%%

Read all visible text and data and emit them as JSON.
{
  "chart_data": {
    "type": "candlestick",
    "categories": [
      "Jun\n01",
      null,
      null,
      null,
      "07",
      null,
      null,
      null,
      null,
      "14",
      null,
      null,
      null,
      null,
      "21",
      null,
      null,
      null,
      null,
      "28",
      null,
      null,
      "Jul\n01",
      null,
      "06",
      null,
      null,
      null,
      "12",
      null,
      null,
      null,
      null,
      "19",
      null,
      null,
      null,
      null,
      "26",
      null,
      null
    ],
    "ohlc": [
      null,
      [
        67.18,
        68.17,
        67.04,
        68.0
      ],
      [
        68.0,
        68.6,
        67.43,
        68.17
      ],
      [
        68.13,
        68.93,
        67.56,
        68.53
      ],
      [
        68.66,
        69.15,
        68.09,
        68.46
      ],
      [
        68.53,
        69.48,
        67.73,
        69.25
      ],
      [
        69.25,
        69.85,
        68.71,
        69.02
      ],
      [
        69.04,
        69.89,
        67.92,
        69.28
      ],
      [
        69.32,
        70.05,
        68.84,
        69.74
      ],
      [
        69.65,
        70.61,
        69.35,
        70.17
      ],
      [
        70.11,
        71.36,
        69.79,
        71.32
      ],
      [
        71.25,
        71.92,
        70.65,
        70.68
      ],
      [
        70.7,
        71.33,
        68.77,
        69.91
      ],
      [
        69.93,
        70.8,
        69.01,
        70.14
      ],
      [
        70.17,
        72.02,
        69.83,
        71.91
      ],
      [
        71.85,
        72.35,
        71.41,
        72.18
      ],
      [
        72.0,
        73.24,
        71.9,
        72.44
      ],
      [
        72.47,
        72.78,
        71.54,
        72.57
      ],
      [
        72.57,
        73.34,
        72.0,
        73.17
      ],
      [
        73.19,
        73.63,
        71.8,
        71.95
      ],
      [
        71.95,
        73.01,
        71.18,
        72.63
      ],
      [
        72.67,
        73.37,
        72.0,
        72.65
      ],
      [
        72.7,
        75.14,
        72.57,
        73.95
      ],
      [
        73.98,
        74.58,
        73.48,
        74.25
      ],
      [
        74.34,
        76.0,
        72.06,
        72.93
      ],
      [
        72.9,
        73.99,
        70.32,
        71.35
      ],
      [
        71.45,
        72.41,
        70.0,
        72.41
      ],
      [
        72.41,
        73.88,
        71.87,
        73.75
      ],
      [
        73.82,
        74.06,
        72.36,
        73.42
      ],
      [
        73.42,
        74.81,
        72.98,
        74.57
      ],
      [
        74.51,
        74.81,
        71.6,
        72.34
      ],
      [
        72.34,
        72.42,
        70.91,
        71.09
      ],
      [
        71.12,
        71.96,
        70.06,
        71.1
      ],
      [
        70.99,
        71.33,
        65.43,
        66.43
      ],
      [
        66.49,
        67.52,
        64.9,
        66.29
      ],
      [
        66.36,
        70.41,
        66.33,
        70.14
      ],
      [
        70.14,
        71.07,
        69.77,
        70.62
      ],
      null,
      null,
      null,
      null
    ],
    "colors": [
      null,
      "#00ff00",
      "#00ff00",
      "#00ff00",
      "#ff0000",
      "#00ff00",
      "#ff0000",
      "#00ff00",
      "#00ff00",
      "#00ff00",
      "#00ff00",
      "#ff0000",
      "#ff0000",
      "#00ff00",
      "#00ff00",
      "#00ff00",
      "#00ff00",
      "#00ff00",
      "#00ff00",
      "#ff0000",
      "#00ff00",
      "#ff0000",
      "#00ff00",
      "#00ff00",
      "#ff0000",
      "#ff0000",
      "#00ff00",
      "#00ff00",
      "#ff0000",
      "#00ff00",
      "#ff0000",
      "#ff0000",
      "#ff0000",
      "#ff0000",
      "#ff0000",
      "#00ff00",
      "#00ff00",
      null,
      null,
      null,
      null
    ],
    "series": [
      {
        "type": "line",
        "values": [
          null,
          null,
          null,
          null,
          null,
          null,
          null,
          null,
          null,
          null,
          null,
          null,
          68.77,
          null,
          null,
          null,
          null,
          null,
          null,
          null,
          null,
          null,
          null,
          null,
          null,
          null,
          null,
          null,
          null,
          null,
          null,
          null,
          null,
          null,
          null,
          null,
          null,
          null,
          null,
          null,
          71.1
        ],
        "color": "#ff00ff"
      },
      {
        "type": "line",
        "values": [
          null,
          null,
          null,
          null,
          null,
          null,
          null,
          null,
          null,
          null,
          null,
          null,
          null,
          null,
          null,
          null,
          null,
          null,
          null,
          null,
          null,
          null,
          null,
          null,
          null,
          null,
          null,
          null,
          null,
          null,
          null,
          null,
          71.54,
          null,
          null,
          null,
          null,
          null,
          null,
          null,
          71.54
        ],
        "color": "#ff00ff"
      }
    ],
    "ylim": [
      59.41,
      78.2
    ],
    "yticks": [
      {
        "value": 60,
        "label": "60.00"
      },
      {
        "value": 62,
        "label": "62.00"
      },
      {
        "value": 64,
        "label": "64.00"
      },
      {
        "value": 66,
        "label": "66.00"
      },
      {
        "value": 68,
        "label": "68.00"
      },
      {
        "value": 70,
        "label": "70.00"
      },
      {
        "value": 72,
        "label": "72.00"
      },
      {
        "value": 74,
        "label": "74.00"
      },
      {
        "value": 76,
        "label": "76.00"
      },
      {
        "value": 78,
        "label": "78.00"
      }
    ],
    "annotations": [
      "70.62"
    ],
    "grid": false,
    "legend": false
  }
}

%%

# [TO BE DONE]
Copy out each line of the records where the string "label" appears.

# [EXERCISE OUTPUT]
        "label": "60.00"
        "label": "62.00"
        "label": "64.00"
        "label": "66.00"
        "label": "68.00"
        "label": "70.00"
        "label": "72.00"
        "label": "74.00"
        "label": "76.00"
        "label": "78.00"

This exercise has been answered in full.